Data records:
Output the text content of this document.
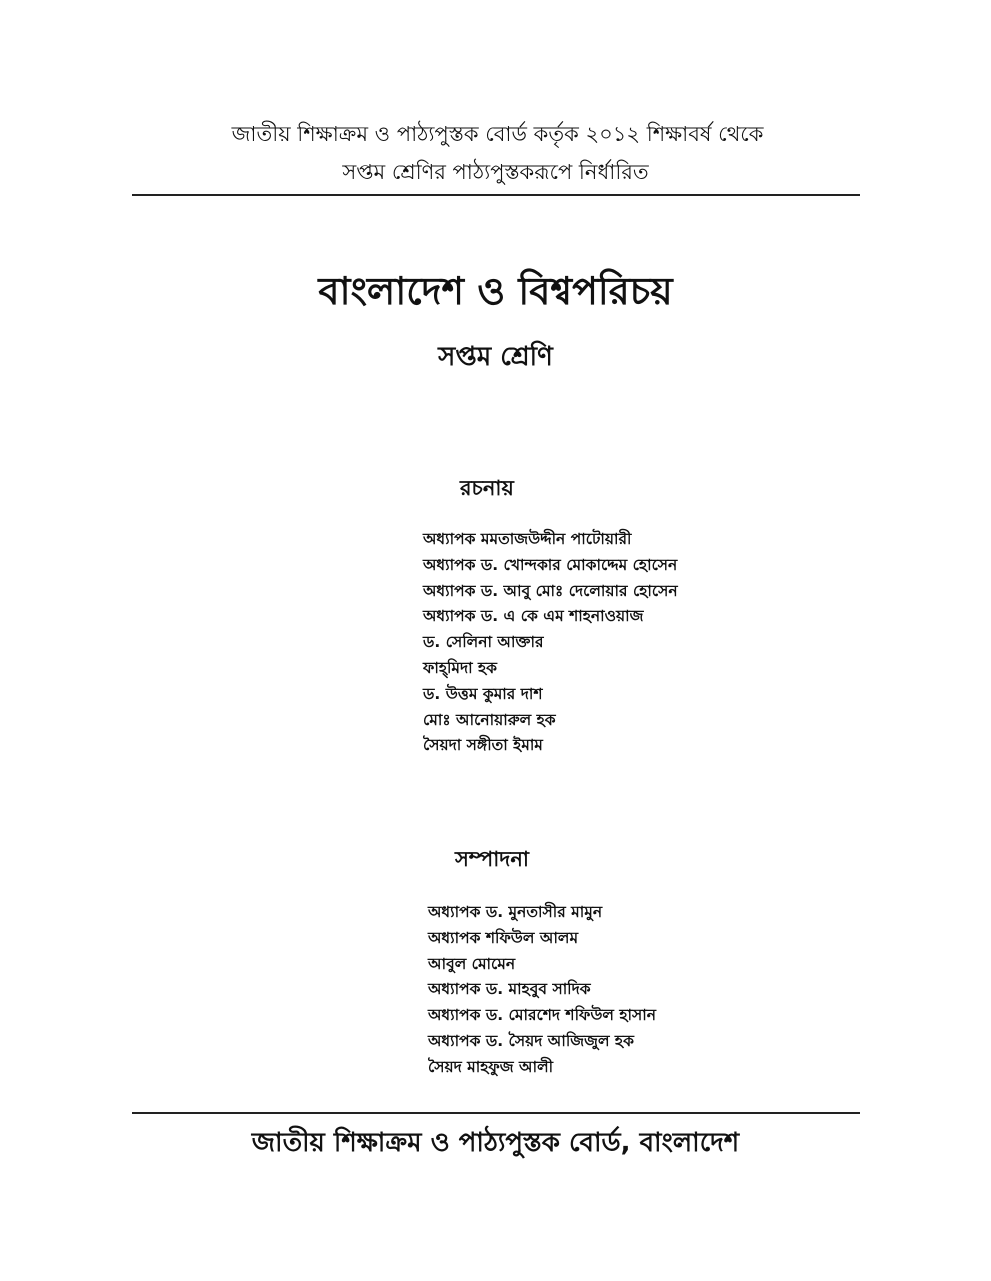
জাতীয় শিক্ষাক্রম ও পাঠ্যপুস্তক বোর্ড কর্তৃক ২০১২ শিক্ষাবর্ষ থেকে
সপ্তম শ্রেণির পাঠ্যপুস্তকরূপে নির্ধারিত
বাংলাদেশ ও বিশ্বপরিচয়
সপ্তম শ্রেণি
রচনায়
অধ্যাপক মমতাজউদ্দীন পাটোয়ারী
অধ্যাপক ড. খোন্দকার মোকাদ্দেম হোসেন
অধ্যাপক ড. আবু মোঃ দেলোয়ার হোসেন
অধ্যাপক ড. এ কে এম শাহনাওয়াজ
ড. সেলিনা আক্তার
ফাহ্‌মিদা হক
ড. উত্তম কুমার দাশ
মোঃ আনোয়ারুল হক
সৈয়দা সঙ্গীতা ইমাম
সম্পাদনা
অধ্যাপক ড. মুনতাসীর মামুন
অধ্যাপক শফিউল আলম
আবুল মোমেন
অধ্যাপক ড. মাহবুব সাদিক
অধ্যাপক ড. মোরশেদ শফিউল হাসান
অধ্যাপক ড. সৈয়দ আজিজুল হক
সৈয়দ মাহফুজ আলী
জাতীয় শিক্ষাক্রম ও পাঠ্যপুস্তক বোর্ড, বাংলাদেশ
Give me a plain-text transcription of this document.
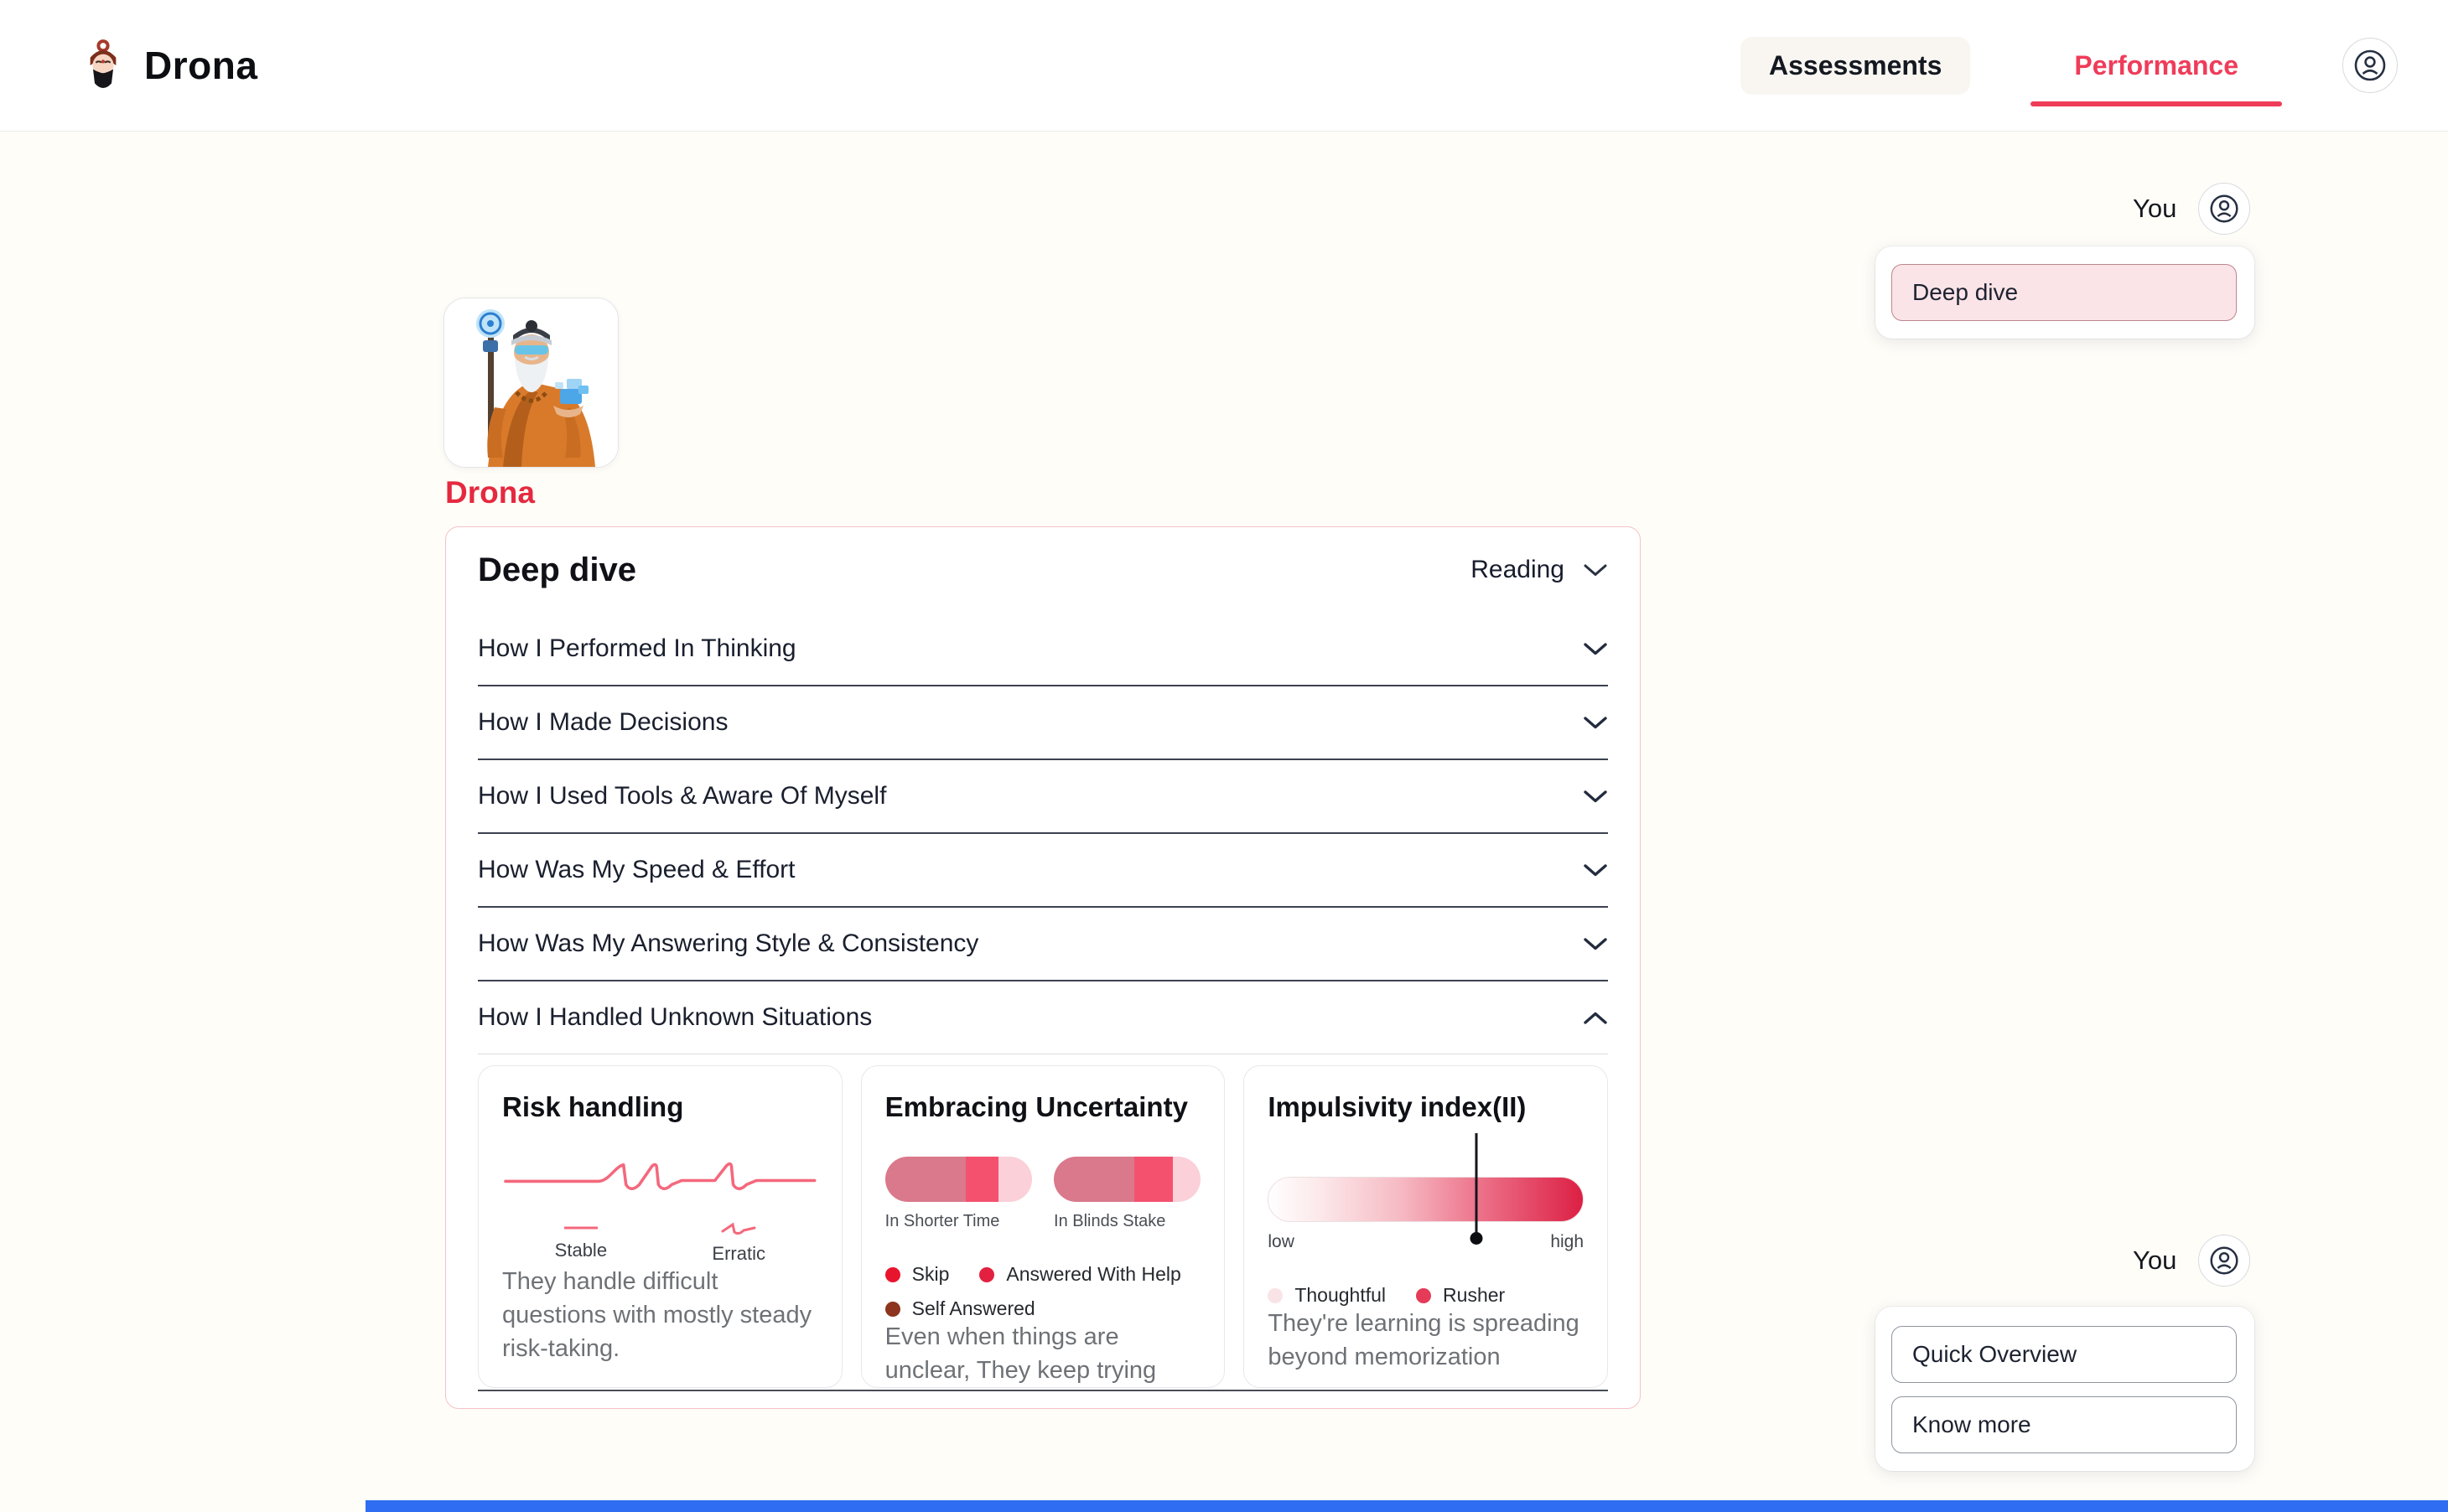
Drona	Assessments	Performance
You
Deep dive
Drona
Deep dive	Reading
How I Performed In Thinking
How I Made Decisions
How I Used Tools & Aware Of Myself
How Was My Speed & Effort
How Was My Answering Style & Consistency
How I Handled Unknown Situations
Risk handling
Stable	Erratic
They handle difficult questions with mostly steady risk-taking.
Embracing Uncertainty
In Shorter Time	In Blinds Stake
Skip	Answered With Help
Self Answered
Even when things are unclear, They keep trying
Impulsivity index(II)
low	high
Thoughtful	Rusher
They're learning is spreading beyond memorization
You
Quick Overview
Know more
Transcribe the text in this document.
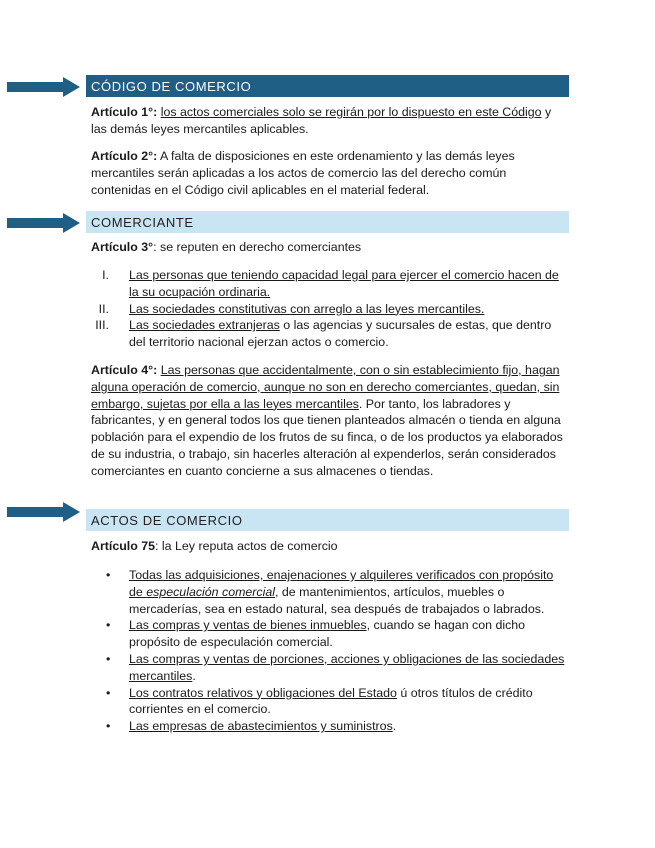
CÓDIGO DE COMERCIO

Artículo 1°: los actos comerciales solo se regirán por lo dispuesto en este Código y las demás leyes mercantiles aplicables.

Artículo 2°: A falta de disposiciones en este ordenamiento y las demás leyes mercantiles serán aplicadas a los actos de comercio las del derecho común contenidas en el Código civil aplicables en el material federal.

COMERCIANTE

Artículo 3°: se reputen en derecho comerciantes

I. Las personas que teniendo capacidad legal para ejercer el comercio hacen de la su ocupación ordinaria.
II. Las sociedades constitutivas con arreglo a las leyes mercantiles.
III. Las sociedades extranjeras o las agencias y sucursales de estas, que dentro del territorio nacional ejerzan actos o comercio.

Artículo 4°: Las personas que accidentalmente, con o sin establecimiento fijo, hagan alguna operación de comercio, aunque no son en derecho comerciantes, quedan, sin embargo, sujetas por ella a las leyes mercantiles. Por tanto, los labradores y fabricantes, y en general todos los que tienen planteados almacén o tienda en alguna población para el expendio de los frutos de su finca, o de los productos ya elaborados de su industria, o trabajo, sin hacerles alteración al expenderlos, serán considerados comerciantes en cuanto concierne a sus almacenes o tiendas.

ACTOS DE COMERCIO

Artículo 75: la Ley reputa actos de comercio

• Todas las adquisiciones, enajenaciones y alquileres verificados con propósito de especulación comercial, de mantenimientos, artículos, muebles o mercaderías, sea en estado natural, sea después de trabajados o labrados.
• Las compras y ventas de bienes inmuebles, cuando se hagan con dicho propósito de especulación comercial.
• Las compras y ventas de porciones, acciones y obligaciones de las sociedades mercantiles.
• Los contratos relativos y obligaciones del Estado ú otros títulos de crédito corrientes en el comercio.
• Las empresas de abastecimientos y suministros.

* What to produce *
Collect every line above that contains the word "hagan".

* Exercise solution *
Artículo 4°: Las personas que accidentalmente, con o sin establecimiento fijo, hagan alguna operación de comercio, aunque no son en derecho comerciantes, quedan, sin embargo, sujetas por ella a las leyes mercantiles. Por tanto, los labradores y fabricantes, y en general todos los que tienen planteados almacén o tienda en alguna población para el expendio de los frutos de su finca, o de los productos ya elaborados de su industria, o trabajo, sin hacerles alteración al expenderlos, serán considerados comerciantes en cuanto concierne a sus almacenes o tiendas.
• Las compras y ventas de bienes inmuebles, cuando se hagan con dicho propósito de especulación comercial.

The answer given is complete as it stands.